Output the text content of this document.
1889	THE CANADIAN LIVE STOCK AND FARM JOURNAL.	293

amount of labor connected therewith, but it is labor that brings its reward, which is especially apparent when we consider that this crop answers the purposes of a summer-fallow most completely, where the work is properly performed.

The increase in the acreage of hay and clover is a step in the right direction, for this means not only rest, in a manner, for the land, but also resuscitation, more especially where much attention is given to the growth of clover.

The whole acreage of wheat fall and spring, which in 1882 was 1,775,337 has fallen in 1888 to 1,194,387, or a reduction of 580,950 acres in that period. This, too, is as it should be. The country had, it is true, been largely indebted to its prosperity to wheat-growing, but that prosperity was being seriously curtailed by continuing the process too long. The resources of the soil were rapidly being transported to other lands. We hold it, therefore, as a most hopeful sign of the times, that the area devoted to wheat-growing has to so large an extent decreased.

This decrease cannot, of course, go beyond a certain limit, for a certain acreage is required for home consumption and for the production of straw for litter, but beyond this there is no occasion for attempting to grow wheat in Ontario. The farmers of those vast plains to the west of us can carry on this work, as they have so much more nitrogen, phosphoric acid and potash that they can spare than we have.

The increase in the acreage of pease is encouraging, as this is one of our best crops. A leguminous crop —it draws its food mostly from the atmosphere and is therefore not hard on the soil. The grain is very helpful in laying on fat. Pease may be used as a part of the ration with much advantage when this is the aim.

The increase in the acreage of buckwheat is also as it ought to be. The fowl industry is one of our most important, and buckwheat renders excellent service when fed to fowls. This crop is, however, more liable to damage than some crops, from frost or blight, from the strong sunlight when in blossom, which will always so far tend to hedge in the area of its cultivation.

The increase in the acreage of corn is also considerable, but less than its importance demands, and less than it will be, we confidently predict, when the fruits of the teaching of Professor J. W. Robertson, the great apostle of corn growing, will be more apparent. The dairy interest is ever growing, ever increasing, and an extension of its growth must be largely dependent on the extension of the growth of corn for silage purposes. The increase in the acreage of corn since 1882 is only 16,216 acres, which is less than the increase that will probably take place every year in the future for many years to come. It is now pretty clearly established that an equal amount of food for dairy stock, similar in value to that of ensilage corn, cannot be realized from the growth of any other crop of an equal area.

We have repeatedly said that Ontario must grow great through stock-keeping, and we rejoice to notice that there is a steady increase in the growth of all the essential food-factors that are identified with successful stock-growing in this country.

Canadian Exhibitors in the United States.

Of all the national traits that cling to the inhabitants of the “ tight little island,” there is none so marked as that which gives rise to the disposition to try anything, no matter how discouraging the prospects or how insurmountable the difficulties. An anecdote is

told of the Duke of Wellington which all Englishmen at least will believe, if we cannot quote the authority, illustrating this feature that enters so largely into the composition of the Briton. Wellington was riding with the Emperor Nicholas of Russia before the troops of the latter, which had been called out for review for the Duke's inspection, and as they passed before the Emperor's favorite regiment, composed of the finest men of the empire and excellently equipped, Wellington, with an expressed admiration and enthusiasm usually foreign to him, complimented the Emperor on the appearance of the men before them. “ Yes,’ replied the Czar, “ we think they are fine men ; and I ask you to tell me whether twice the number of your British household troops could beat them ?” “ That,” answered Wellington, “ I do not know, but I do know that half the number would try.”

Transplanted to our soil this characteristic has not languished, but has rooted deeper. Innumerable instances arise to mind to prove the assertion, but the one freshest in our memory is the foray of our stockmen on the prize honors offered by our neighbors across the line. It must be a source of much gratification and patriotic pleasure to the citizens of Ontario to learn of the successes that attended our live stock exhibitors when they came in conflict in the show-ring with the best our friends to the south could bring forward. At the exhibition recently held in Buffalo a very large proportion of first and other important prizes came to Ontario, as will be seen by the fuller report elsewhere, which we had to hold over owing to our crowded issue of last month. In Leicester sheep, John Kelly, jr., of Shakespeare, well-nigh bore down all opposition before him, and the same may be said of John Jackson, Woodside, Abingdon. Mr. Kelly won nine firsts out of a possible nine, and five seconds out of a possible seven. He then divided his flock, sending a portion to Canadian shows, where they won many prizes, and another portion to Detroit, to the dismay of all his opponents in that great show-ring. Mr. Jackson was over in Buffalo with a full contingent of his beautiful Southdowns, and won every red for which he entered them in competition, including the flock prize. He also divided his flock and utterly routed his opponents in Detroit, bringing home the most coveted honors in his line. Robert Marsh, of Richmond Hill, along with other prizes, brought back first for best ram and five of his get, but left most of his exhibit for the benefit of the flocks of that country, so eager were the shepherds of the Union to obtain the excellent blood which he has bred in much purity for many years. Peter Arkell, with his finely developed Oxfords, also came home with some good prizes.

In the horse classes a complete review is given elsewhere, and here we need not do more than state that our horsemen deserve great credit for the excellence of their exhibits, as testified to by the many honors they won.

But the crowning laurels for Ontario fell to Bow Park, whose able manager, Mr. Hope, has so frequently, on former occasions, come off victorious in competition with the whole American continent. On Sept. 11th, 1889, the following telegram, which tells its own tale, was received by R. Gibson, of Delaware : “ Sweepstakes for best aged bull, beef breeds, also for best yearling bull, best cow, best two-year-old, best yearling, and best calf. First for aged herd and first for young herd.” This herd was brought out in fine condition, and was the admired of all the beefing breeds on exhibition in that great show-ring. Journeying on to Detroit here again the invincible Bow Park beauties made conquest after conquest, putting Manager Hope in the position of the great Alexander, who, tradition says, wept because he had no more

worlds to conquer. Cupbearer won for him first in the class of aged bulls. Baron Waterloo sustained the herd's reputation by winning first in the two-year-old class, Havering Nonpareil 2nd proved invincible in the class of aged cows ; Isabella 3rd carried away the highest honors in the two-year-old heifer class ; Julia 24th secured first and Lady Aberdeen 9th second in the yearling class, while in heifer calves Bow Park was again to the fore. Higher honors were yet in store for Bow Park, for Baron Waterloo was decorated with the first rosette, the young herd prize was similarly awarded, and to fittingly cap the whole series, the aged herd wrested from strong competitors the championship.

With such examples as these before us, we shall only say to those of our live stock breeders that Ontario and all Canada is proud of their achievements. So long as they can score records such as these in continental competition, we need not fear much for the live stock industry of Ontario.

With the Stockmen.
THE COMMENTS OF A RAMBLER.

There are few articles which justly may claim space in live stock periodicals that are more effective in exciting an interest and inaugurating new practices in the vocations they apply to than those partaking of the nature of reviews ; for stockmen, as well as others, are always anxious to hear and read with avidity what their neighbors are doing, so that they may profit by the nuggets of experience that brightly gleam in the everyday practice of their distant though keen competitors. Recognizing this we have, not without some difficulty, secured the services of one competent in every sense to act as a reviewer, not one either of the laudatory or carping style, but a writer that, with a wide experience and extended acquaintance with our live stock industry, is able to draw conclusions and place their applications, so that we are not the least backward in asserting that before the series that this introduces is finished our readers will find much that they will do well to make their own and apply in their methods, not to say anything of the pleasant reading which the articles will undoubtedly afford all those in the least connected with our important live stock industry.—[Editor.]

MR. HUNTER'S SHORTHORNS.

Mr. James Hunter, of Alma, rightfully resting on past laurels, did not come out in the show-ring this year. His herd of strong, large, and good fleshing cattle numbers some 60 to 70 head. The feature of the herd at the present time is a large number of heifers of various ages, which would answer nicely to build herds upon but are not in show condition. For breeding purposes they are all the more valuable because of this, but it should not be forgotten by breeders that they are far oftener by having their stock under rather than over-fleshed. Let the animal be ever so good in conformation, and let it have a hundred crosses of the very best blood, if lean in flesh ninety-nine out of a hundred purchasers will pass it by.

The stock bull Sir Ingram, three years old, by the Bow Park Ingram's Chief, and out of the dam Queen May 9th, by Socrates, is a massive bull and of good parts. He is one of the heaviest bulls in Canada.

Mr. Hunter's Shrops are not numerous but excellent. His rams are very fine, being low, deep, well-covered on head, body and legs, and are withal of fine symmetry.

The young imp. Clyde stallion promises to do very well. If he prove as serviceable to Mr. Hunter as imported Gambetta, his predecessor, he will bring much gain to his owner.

→ WORK TO COMPLETE
Copy each line of the data that contains the word "breeders".

→ FULL ANSWER
With such examples as these before us, we shall only say to those of our live stock breeders that Ontario and all Canada is proud of their achievements. So long as they can score records such as these in continental competition, we need not fear much for the live stock industry of Ontario.
Mr. James Hunter, of Alma, rightfully resting on past laurels, did not come out in the show-ring this year. His herd of strong, large, and good fleshing cattle numbers some 60 to 70 head. The feature of the herd at the present time is a large number of heifers of various ages, which would answer nicely to build herds upon but are not in show condition. For breeding purposes they are all the more valuable because of this, but it should not be forgotten by breeders that they are far oftener by having their stock under rather than over-fleshed. Let the animal be ever so good in conformation, and let it have a hundred crosses of the very best blood, if lean in flesh ninety-nine out of a hundred purchasers will pass it by.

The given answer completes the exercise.